Give every entry again, unchanged, and leave its images out.

[Dataset listings of figures]
start

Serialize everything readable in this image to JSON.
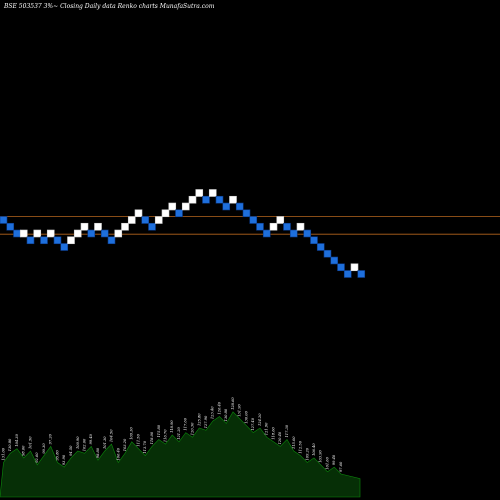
{
  "header": {
    "title": "BSE 503537 3%~ Closing Daily data Renko charts MunafaSutra.com"
  },
  "chart_data": {
    "type": "renko",
    "colors": {
      "background": "#000000",
      "up_brick": "#ffffff",
      "down_brick": "#1e6fdc",
      "down_brick_border": "#0a3a88",
      "reference_line": "#b5651d",
      "volume_fill": "#062f06",
      "volume_line": "#0b8a0b"
    },
    "grid": false,
    "brick_count": 51,
    "bricks": [
      {
        "t": "D",
        "lvl": 0
      },
      {
        "t": "D",
        "lvl": -1
      },
      {
        "t": "D",
        "lvl": -2
      },
      {
        "t": "U",
        "lvl": -2
      },
      {
        "t": "D",
        "lvl": -3
      },
      {
        "t": "U",
        "lvl": -2
      },
      {
        "t": "D",
        "lvl": -3
      },
      {
        "t": "U",
        "lvl": -2
      },
      {
        "t": "D",
        "lvl": -3
      },
      {
        "t": "D",
        "lvl": -4
      },
      {
        "t": "U",
        "lvl": -3
      },
      {
        "t": "U",
        "lvl": -2
      },
      {
        "t": "U",
        "lvl": -1
      },
      {
        "t": "D",
        "lvl": -2
      },
      {
        "t": "U",
        "lvl": -1
      },
      {
        "t": "D",
        "lvl": -2
      },
      {
        "t": "D",
        "lvl": -3
      },
      {
        "t": "U",
        "lvl": -2
      },
      {
        "t": "U",
        "lvl": -1
      },
      {
        "t": "U",
        "lvl": 0
      },
      {
        "t": "U",
        "lvl": 1
      },
      {
        "t": "D",
        "lvl": 0
      },
      {
        "t": "D",
        "lvl": -1
      },
      {
        "t": "U",
        "lvl": 0
      },
      {
        "t": "U",
        "lvl": 1
      },
      {
        "t": "U",
        "lvl": 2
      },
      {
        "t": "D",
        "lvl": 1
      },
      {
        "t": "U",
        "lvl": 2
      },
      {
        "t": "U",
        "lvl": 3
      },
      {
        "t": "U",
        "lvl": 4
      },
      {
        "t": "D",
        "lvl": 3
      },
      {
        "t": "U",
        "lvl": 4
      },
      {
        "t": "D",
        "lvl": 3
      },
      {
        "t": "D",
        "lvl": 2
      },
      {
        "t": "U",
        "lvl": 3
      },
      {
        "t": "D",
        "lvl": 2
      },
      {
        "t": "D",
        "lvl": 1
      },
      {
        "t": "D",
        "lvl": 0
      },
      {
        "t": "D",
        "lvl": -1
      },
      {
        "t": "D",
        "lvl": -2
      },
      {
        "t": "U",
        "lvl": -1
      },
      {
        "t": "U",
        "lvl": 0
      },
      {
        "t": "D",
        "lvl": -1
      },
      {
        "t": "D",
        "lvl": -2
      },
      {
        "t": "U",
        "lvl": -1
      },
      {
        "t": "D",
        "lvl": -2
      },
      {
        "t": "D",
        "lvl": -3
      },
      {
        "t": "D",
        "lvl": -4
      },
      {
        "t": "D",
        "lvl": -5
      },
      {
        "t": "D",
        "lvl": -6
      },
      {
        "t": "D",
        "lvl": -7
      }
    ],
    "tail_bricks": [
      {
        "t": "D",
        "lvl": -8
      },
      {
        "t": "U",
        "lvl": -7
      },
      {
        "t": "D",
        "lvl": -8
      }
    ],
    "reference_lines": [
      0.5,
      -2.1
    ],
    "volume": [
      30,
      38,
      42,
      34,
      40,
      28,
      36,
      44,
      30,
      26,
      34,
      40,
      38,
      44,
      32,
      40,
      46,
      30,
      38,
      48,
      42,
      36,
      44,
      50,
      46,
      54,
      48,
      56,
      52,
      60,
      58,
      66,
      70,
      64,
      74,
      68,
      62,
      56,
      60,
      52,
      48,
      44,
      50,
      40,
      36,
      30,
      34,
      28,
      22,
      26,
      20
    ],
    "volume_labels": [
      "131.00",
      "130.80",
      "104.30",
      "98.60",
      "101.50",
      "92.60",
      "90.30",
      "97.20",
      "95.80",
      "93.90",
      "94.50",
      "100.90",
      "102.60",
      "99.40",
      "98.80",
      "101.30",
      "104.50",
      "106.40",
      "103.20",
      "109.30",
      "111.50",
      "113.70",
      "118.00",
      "115.80",
      "116.70",
      "118.90",
      "121.20",
      "117.60",
      "120.30",
      "125.80",
      "127.90",
      "123.40",
      "126.40",
      "130.80",
      "128.60",
      "131.90",
      "130.00",
      "127.40",
      "124.20",
      "121.90",
      "118.60",
      "120.40",
      "117.30",
      "115.00",
      "112.50",
      "109.20",
      "106.40",
      "103.90",
      "101.60",
      "99.40",
      "97.60"
    ]
  }
}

end

Response:
Serialize everything readable in this image to JSON.
{
  "header": {
    "title": "BSE 503537 3%~ Closing Daily data Renko charts MunafaSutra.com"
  },
  "chart_data": {
    "type": "renko",
    "colors": {
      "background": "#000000",
      "up_brick": "#ffffff",
      "down_brick": "#1e6fdc",
      "down_brick_border": "#0a3a88",
      "reference_line": "#b5651d",
      "volume_fill": "#062f06",
      "volume_line": "#0b8a0b"
    },
    "grid": false,
    "brick_count": 51,
    "bricks": [
      {
        "t": "D",
        "lvl": 0
      },
      {
        "t": "D",
        "lvl": -1
      },
      {
        "t": "D",
        "lvl": -2
      },
      {
        "t": "U",
        "lvl": -2
      },
      {
        "t": "D",
        "lvl": -3
      },
      {
        "t": "U",
        "lvl": -2
      },
      {
        "t": "D",
        "lvl": -3
      },
      {
        "t": "U",
        "lvl": -2
      },
      {
        "t": "D",
        "lvl": -3
      },
      {
        "t": "D",
        "lvl": -4
      },
      {
        "t": "U",
        "lvl": -3
      },
      {
        "t": "U",
        "lvl": -2
      },
      {
        "t": "U",
        "lvl": -1
      },
      {
        "t": "D",
        "lvl": -2
      },
      {
        "t": "U",
        "lvl": -1
      },
      {
        "t": "D",
        "lvl": -2
      },
      {
        "t": "D",
        "lvl": -3
      },
      {
        "t": "U",
        "lvl": -2
      },
      {
        "t": "U",
        "lvl": -1
      },
      {
        "t": "U",
        "lvl": 0
      },
      {
        "t": "U",
        "lvl": 1
      },
      {
        "t": "D",
        "lvl": 0
      },
      {
        "t": "D",
        "lvl": -1
      },
      {
        "t": "U",
        "lvl": 0
      },
      {
        "t": "U",
        "lvl": 1
      },
      {
        "t": "U",
        "lvl": 2
      },
      {
        "t": "D",
        "lvl": 1
      },
      {
        "t": "U",
        "lvl": 2
      },
      {
        "t": "U",
        "lvl": 3
      },
      {
        "t": "U",
        "lvl": 4
      },
      {
        "t": "D",
        "lvl": 3
      },
      {
        "t": "U",
        "lvl": 4
      },
      {
        "t": "D",
        "lvl": 3
      },
      {
        "t": "D",
        "lvl": 2
      },
      {
        "t": "U",
        "lvl": 3
      },
      {
        "t": "D",
        "lvl": 2
      },
      {
        "t": "D",
        "lvl": 1
      },
      {
        "t": "D",
        "lvl": 0
      },
      {
        "t": "D",
        "lvl": -1
      },
      {
        "t": "D",
        "lvl": -2
      },
      {
        "t": "U",
        "lvl": -1
      },
      {
        "t": "U",
        "lvl": 0
      },
      {
        "t": "D",
        "lvl": -1
      },
      {
        "t": "D",
        "lvl": -2
      },
      {
        "t": "U",
        "lvl": -1
      },
      {
        "t": "D",
        "lvl": -2
      },
      {
        "t": "D",
        "lvl": -3
      },
      {
        "t": "D",
        "lvl": -4
      },
      {
        "t": "D",
        "lvl": -5
      },
      {
        "t": "D",
        "lvl": -6
      },
      {
        "t": "D",
        "lvl": -7
      }
    ],
    "tail_bricks": [
      {
        "t": "D",
        "lvl": -8
      },
      {
        "t": "U",
        "lvl": -7
      },
      {
        "t": "D",
        "lvl": -8
      }
    ],
    "reference_lines": [
      0.5,
      -2.1
    ],
    "volume": [
      30,
      38,
      42,
      34,
      40,
      28,
      36,
      44,
      30,
      26,
      34,
      40,
      38,
      44,
      32,
      40,
      46,
      30,
      38,
      48,
      42,
      36,
      44,
      50,
      46,
      54,
      48,
      56,
      52,
      60,
      58,
      66,
      70,
      64,
      74,
      68,
      62,
      56,
      60,
      52,
      48,
      44,
      50,
      40,
      36,
      30,
      34,
      28,
      22,
      26,
      20
    ],
    "volume_labels": [
      "131.00",
      "130.80",
      "104.30",
      "98.60",
      "101.50",
      "92.60",
      "90.30",
      "97.20",
      "95.80",
      "93.90",
      "94.50",
      "100.90",
      "102.60",
      "99.40",
      "98.80",
      "101.30",
      "104.50",
      "106.40",
      "103.20",
      "109.30",
      "111.50",
      "113.70",
      "118.00",
      "115.80",
      "116.70",
      "118.90",
      "121.20",
      "117.60",
      "120.30",
      "125.80",
      "127.90",
      "123.40",
      "126.40",
      "130.80",
      "128.60",
      "131.90",
      "130.00",
      "127.40",
      "124.20",
      "121.90",
      "118.60",
      "120.40",
      "117.30",
      "115.00",
      "112.50",
      "109.20",
      "106.40",
      "103.90",
      "101.60",
      "99.40",
      "97.60"
    ]
  }
}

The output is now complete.